#### What is being asked:
Please print exactly the lines running from the one that contains "Output a JSON" to the end of the data, with both lines included.

#### Listing:
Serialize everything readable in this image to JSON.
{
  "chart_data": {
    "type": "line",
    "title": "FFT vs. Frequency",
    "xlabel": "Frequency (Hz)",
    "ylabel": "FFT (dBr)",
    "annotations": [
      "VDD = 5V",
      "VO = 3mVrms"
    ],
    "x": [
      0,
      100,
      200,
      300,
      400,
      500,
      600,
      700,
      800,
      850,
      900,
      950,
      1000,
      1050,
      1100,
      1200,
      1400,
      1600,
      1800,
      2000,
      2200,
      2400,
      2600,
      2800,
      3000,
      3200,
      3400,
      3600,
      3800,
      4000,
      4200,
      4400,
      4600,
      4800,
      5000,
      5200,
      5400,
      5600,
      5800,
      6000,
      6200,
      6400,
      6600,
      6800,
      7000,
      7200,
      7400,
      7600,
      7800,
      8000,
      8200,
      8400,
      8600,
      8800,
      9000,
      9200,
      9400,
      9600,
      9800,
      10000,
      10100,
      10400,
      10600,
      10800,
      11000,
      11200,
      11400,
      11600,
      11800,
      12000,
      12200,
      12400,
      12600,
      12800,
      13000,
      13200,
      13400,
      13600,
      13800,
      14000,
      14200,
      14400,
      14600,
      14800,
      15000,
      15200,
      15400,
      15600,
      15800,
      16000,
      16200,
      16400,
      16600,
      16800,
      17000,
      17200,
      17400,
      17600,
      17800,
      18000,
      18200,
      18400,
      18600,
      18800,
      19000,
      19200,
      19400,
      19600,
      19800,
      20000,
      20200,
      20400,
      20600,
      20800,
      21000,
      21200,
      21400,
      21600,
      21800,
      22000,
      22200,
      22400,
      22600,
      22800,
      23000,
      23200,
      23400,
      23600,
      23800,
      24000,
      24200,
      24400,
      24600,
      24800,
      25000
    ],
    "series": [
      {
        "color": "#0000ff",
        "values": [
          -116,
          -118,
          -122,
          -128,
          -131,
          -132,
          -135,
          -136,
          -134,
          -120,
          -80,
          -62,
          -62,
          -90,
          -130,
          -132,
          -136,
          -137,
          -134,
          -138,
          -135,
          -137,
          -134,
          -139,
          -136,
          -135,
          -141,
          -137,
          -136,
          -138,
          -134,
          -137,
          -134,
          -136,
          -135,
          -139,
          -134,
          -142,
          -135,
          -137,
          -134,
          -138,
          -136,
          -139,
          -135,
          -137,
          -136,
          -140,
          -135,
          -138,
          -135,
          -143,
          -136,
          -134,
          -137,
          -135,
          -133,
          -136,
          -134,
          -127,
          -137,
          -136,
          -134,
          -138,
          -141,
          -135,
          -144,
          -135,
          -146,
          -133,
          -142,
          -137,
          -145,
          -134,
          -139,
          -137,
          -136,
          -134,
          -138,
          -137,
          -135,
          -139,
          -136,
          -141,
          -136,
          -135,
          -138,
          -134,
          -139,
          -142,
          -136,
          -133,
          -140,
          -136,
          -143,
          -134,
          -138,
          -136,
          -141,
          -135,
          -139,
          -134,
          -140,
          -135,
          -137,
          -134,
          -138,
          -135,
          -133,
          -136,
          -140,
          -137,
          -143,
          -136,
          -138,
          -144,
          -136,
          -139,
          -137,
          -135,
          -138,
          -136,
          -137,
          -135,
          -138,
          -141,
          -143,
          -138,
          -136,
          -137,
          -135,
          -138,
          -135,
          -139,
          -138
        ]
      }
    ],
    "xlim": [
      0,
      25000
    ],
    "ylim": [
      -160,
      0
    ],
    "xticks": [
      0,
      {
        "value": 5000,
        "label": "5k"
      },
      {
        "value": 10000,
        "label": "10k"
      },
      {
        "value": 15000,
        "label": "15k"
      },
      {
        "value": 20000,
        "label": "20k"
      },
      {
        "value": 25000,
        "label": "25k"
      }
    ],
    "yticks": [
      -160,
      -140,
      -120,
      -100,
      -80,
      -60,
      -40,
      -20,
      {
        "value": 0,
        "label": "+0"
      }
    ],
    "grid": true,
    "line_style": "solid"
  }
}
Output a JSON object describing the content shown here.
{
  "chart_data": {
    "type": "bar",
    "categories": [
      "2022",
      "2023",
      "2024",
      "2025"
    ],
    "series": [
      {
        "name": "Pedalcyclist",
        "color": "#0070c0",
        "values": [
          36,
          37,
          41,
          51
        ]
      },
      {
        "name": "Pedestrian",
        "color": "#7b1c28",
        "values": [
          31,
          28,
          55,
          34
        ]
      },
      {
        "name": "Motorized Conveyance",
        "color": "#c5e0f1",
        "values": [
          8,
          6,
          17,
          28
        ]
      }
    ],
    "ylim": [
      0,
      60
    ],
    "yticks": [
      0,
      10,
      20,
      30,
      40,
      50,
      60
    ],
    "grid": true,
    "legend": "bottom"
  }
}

#### Response to this exercise:
Output a JSON object describing the content shown here.
{
  "chart_data": {
    "type": "bar",
    "categories": [
      "2022",
      "2023",
      "2024",
      "2025"
    ],
    "series": [
      {
        "name": "Pedalcyclist",
        "color": "#0070c0",
        "values": [
          36,
          37,
          41,
          51
        ]
      },
      {
        "name": "Pedestrian",
        "color": "#7b1c28",
        "values": [
          31,
          28,
          55,
          34
        ]
      },
      {
        "name": "Motorized Conveyance",
        "color": "#c5e0f1",
        "values": [
          8,
          6,
          17,
          28
        ]
      }
    ],
    "ylim": [
      0,
      60
    ],
    "yticks": [
      0,
      10,
      20,
      30,
      40,
      50,
      60
    ],
    "grid": true,
    "legend": "bottom"
  }
}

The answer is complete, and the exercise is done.